Stated task
Copy, from the entries below, each line in which the string "Perspectiva" appears.

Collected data
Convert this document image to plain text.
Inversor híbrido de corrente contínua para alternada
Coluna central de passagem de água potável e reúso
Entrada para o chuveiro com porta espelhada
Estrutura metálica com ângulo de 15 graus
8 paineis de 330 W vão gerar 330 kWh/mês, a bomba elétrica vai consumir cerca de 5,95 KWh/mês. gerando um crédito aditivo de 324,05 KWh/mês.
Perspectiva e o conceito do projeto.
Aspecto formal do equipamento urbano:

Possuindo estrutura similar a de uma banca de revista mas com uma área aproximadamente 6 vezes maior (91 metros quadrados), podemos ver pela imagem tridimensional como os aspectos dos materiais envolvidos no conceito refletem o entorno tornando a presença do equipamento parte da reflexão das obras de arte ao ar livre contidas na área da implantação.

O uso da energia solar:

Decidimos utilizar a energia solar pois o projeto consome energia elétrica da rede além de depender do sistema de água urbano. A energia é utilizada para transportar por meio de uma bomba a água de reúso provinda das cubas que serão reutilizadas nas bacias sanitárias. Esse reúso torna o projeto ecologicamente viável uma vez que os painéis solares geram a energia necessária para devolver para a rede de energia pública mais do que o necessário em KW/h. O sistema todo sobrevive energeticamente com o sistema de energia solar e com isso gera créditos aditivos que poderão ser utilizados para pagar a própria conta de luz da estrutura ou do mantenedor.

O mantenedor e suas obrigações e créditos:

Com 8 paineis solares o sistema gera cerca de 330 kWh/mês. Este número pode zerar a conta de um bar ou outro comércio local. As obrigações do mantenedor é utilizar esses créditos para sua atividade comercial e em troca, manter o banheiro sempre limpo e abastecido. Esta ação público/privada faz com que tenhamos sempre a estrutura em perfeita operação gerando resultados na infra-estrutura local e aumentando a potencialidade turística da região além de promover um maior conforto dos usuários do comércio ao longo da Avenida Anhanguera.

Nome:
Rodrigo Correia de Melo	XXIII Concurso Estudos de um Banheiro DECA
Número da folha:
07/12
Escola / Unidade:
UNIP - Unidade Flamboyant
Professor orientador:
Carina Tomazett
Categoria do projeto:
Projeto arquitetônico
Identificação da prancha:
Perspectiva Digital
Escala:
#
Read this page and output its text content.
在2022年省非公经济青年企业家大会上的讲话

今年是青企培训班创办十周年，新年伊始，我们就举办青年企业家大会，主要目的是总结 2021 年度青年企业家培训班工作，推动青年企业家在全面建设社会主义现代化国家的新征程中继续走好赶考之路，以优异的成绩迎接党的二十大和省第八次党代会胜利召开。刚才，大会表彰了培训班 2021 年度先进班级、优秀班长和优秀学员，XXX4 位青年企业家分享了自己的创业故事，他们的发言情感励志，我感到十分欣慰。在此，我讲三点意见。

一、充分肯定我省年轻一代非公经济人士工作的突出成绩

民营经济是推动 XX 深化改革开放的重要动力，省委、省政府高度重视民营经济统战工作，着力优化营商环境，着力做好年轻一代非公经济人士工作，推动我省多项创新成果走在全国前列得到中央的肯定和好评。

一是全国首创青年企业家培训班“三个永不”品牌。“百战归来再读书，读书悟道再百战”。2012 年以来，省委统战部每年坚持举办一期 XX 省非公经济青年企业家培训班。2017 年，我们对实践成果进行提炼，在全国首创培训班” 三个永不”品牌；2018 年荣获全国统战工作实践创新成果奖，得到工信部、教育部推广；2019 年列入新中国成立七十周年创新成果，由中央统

Worked solution
Perspectiva e o conceito do projeto.
Perspectiva Digital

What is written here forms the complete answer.